-------- The input --------

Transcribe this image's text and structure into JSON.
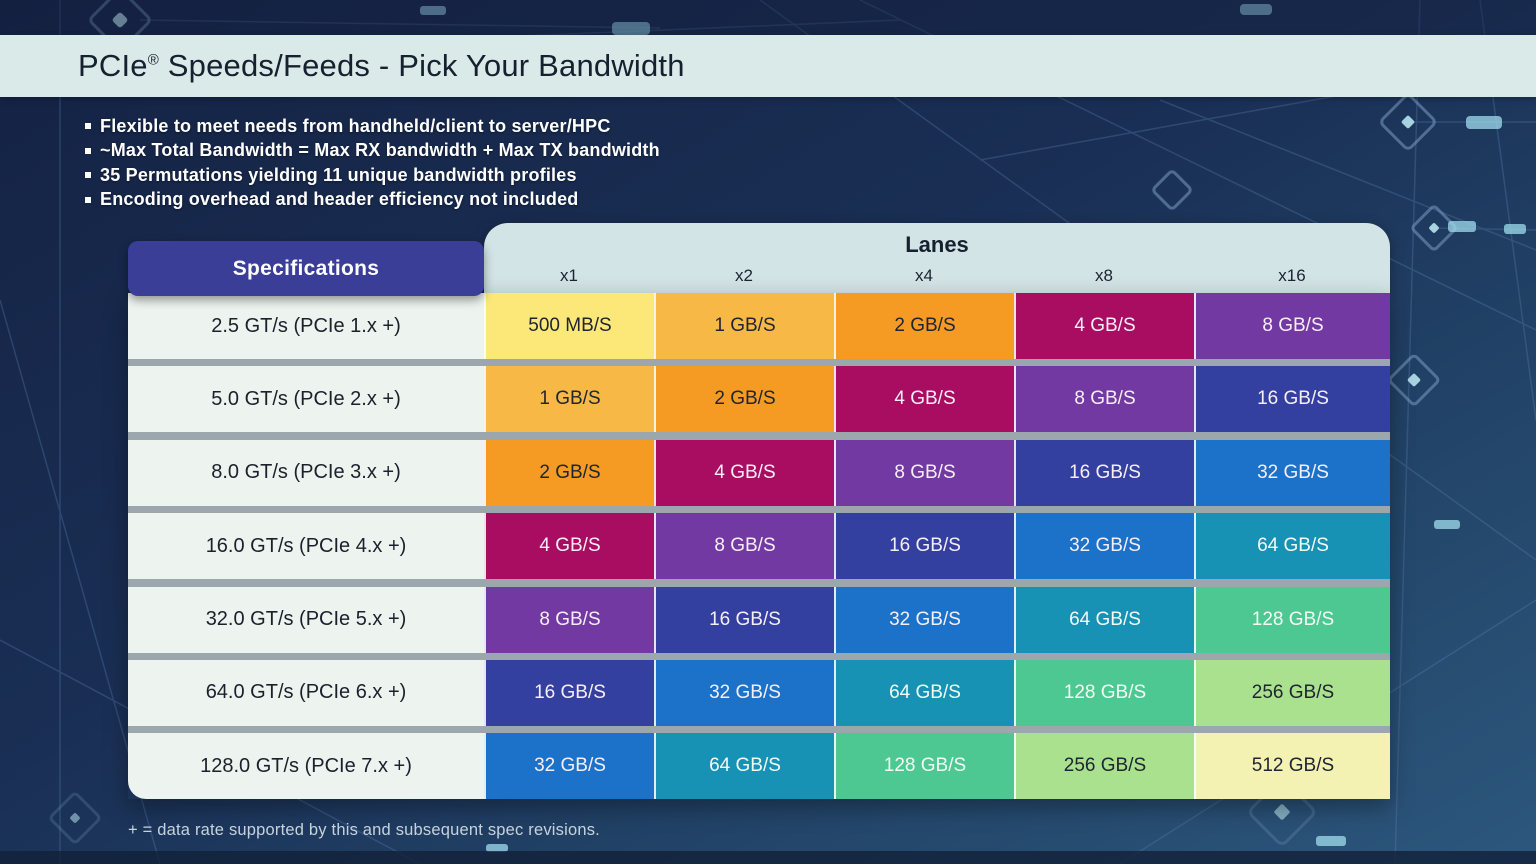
{
  "title": {
    "prefix": "PCIe",
    "reg": "®",
    "rest": " Speeds/Feeds - Pick Your Bandwidth"
  },
  "bullets": [
    "Flexible to meet needs from handheld/client to server/HPC",
    "~Max Total Bandwidth = Max RX bandwidth + Max TX bandwidth",
    "35 Permutations yielding 11 unique bandwidth profiles",
    "Encoding overhead and header efficiency not included"
  ],
  "table": {
    "spec_header": "Specifications",
    "lanes_header": "Lanes",
    "lane_columns": [
      "x1",
      "x2",
      "x4",
      "x8",
      "x16"
    ],
    "rows": [
      {
        "spec": "2.5 GT/s (PCIe 1.x +)",
        "values": [
          "500 MB/S",
          "1 GB/S",
          "2 GB/S",
          "4 GB/S",
          "8 GB/S"
        ]
      },
      {
        "spec": "5.0 GT/s (PCIe 2.x +)",
        "values": [
          "1 GB/S",
          "2 GB/S",
          "4 GB/S",
          "8 GB/S",
          "16 GB/S"
        ]
      },
      {
        "spec": "8.0 GT/s (PCIe 3.x +)",
        "values": [
          "2 GB/S",
          "4 GB/S",
          "8 GB/S",
          "16 GB/S",
          "32 GB/S"
        ]
      },
      {
        "spec": "16.0 GT/s (PCIe 4.x +)",
        "values": [
          "4 GB/S",
          "8 GB/S",
          "16 GB/S",
          "32 GB/S",
          "64 GB/S"
        ]
      },
      {
        "spec": "32.0 GT/s (PCIe 5.x +)",
        "values": [
          "8 GB/S",
          "16 GB/S",
          "32 GB/S",
          "64 GB/S",
          "128 GB/S"
        ]
      },
      {
        "spec": "64.0 GT/s (PCIe 6.x +)",
        "values": [
          "16 GB/S",
          "32 GB/S",
          "64 GB/S",
          "128 GB/S",
          "256 GB/S"
        ]
      },
      {
        "spec": "128.0 GT/s (PCIe 7.x +)",
        "values": [
          "32 GB/S",
          "64 GB/S",
          "128 GB/S",
          "256 GB/S",
          "512 GB/S"
        ]
      }
    ]
  },
  "footnote": "+ = data rate supported by this and subsequent spec revisions.",
  "colors": {
    "title_band_bg": "#D9EAE9",
    "lanes_panel_bg": "#D3E4E6",
    "spec_header_bg": "#3A3E97",
    "spec_cell_bg": "#EDF3EE",
    "row_separator": "#9CA6AD",
    "cells": {
      "500 MB/S": {
        "bg": "#FBE878",
        "fg": "#1E2430"
      },
      "1 GB/S": {
        "bg": "#F8B845",
        "fg": "#1E2430"
      },
      "2 GB/S": {
        "bg": "#F59B23",
        "fg": "#1E2430"
      },
      "4 GB/S": {
        "bg": "#A80D62",
        "fg": "#F7EFF7"
      },
      "8 GB/S": {
        "bg": "#7139A1",
        "fg": "#F7EFF7"
      },
      "16 GB/S": {
        "bg": "#3340A0",
        "fg": "#F7EFF7"
      },
      "32 GB/S": {
        "bg": "#1B72C8",
        "fg": "#F7EFF7"
      },
      "64 GB/S": {
        "bg": "#1792B5",
        "fg": "#F2FBF4"
      },
      "128 GB/S": {
        "bg": "#4DC893",
        "fg": "#F2FBF4"
      },
      "256 GB/S": {
        "bg": "#A9E18E",
        "fg": "#1E2430"
      },
      "512 GB/S": {
        "bg": "#F4F2B2",
        "fg": "#1E2430"
      }
    }
  }
}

--------

Exercise — Output all of the data exactly as it stands, minus any images.

Exercise response —
Transcribe this image's text and structure into JSON.
{
  "title": {
    "prefix": "PCIe",
    "reg": "®",
    "rest": " Speeds/Feeds - Pick Your Bandwidth"
  },
  "bullets": [
    "Flexible to meet needs from handheld/client to server/HPC",
    "~Max Total Bandwidth = Max RX bandwidth + Max TX bandwidth",
    "35 Permutations yielding 11 unique bandwidth profiles",
    "Encoding overhead and header efficiency not included"
  ],
  "table": {
    "spec_header": "Specifications",
    "lanes_header": "Lanes",
    "lane_columns": [
      "x1",
      "x2",
      "x4",
      "x8",
      "x16"
    ],
    "rows": [
      {
        "spec": "2.5 GT/s (PCIe 1.x +)",
        "values": [
          "500 MB/S",
          "1 GB/S",
          "2 GB/S",
          "4 GB/S",
          "8 GB/S"
        ]
      },
      {
        "spec": "5.0 GT/s (PCIe 2.x +)",
        "values": [
          "1 GB/S",
          "2 GB/S",
          "4 GB/S",
          "8 GB/S",
          "16 GB/S"
        ]
      },
      {
        "spec": "8.0 GT/s (PCIe 3.x +)",
        "values": [
          "2 GB/S",
          "4 GB/S",
          "8 GB/S",
          "16 GB/S",
          "32 GB/S"
        ]
      },
      {
        "spec": "16.0 GT/s (PCIe 4.x +)",
        "values": [
          "4 GB/S",
          "8 GB/S",
          "16 GB/S",
          "32 GB/S",
          "64 GB/S"
        ]
      },
      {
        "spec": "32.0 GT/s (PCIe 5.x +)",
        "values": [
          "8 GB/S",
          "16 GB/S",
          "32 GB/S",
          "64 GB/S",
          "128 GB/S"
        ]
      },
      {
        "spec": "64.0 GT/s (PCIe 6.x +)",
        "values": [
          "16 GB/S",
          "32 GB/S",
          "64 GB/S",
          "128 GB/S",
          "256 GB/S"
        ]
      },
      {
        "spec": "128.0 GT/s (PCIe 7.x +)",
        "values": [
          "32 GB/S",
          "64 GB/S",
          "128 GB/S",
          "256 GB/S",
          "512 GB/S"
        ]
      }
    ]
  },
  "footnote": "+ = data rate supported by this and subsequent spec revisions.",
  "colors": {
    "title_band_bg": "#D9EAE9",
    "lanes_panel_bg": "#D3E4E6",
    "spec_header_bg": "#3A3E97",
    "spec_cell_bg": "#EDF3EE",
    "row_separator": "#9CA6AD",
    "cells": {
      "500 MB/S": {
        "bg": "#FBE878",
        "fg": "#1E2430"
      },
      "1 GB/S": {
        "bg": "#F8B845",
        "fg": "#1E2430"
      },
      "2 GB/S": {
        "bg": "#F59B23",
        "fg": "#1E2430"
      },
      "4 GB/S": {
        "bg": "#A80D62",
        "fg": "#F7EFF7"
      },
      "8 GB/S": {
        "bg": "#7139A1",
        "fg": "#F7EFF7"
      },
      "16 GB/S": {
        "bg": "#3340A0",
        "fg": "#F7EFF7"
      },
      "32 GB/S": {
        "bg": "#1B72C8",
        "fg": "#F7EFF7"
      },
      "64 GB/S": {
        "bg": "#1792B5",
        "fg": "#F2FBF4"
      },
      "128 GB/S": {
        "bg": "#4DC893",
        "fg": "#F2FBF4"
      },
      "256 GB/S": {
        "bg": "#A9E18E",
        "fg": "#1E2430"
      },
      "512 GB/S": {
        "bg": "#F4F2B2",
        "fg": "#1E2430"
      }
    }
  }
}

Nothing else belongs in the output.